▶ _WHAT NEEDS TO BE DONE_
All entries are to be quoted exactly; the images stay out of the copy.

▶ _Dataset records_
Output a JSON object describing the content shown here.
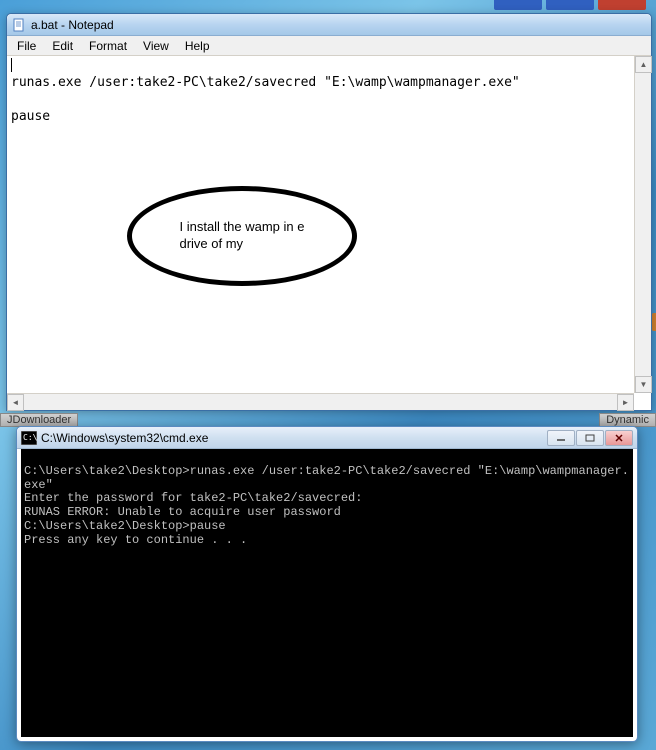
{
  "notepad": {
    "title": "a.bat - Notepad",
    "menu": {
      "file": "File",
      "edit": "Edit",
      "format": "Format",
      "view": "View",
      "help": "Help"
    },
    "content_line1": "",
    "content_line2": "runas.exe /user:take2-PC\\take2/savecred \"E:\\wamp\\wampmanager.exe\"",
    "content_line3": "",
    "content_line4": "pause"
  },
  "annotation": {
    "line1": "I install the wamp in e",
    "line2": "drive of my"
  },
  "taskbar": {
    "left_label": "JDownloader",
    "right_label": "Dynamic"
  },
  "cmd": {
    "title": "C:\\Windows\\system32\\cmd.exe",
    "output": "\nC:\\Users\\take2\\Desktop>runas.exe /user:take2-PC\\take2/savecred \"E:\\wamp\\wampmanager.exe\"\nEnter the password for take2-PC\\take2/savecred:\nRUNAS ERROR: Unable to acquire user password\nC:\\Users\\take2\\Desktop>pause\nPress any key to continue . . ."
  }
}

▶ _SOLUTION TO THIS EXERCISE_
Output a JSON object describing the content shown here.
{
  "notepad": {
    "title": "a.bat - Notepad",
    "menu": {
      "file": "File",
      "edit": "Edit",
      "format": "Format",
      "view": "View",
      "help": "Help"
    },
    "content_line1": "",
    "content_line2": "runas.exe /user:take2-PC\\take2/savecred \"E:\\wamp\\wampmanager.exe\"",
    "content_line3": "",
    "content_line4": "pause"
  },
  "annotation": {
    "line1": "I install the wamp in e",
    "line2": "drive of my"
  },
  "taskbar": {
    "left_label": "JDownloader",
    "right_label": "Dynamic"
  },
  "cmd": {
    "title": "C:\\Windows\\system32\\cmd.exe",
    "output": "\nC:\\Users\\take2\\Desktop>runas.exe /user:take2-PC\\take2/savecred \"E:\\wamp\\wampmanager.exe\"\nEnter the password for take2-PC\\take2/savecred:\nRUNAS ERROR: Unable to acquire user password\nC:\\Users\\take2\\Desktop>pause\nPress any key to continue . . ."
  }
}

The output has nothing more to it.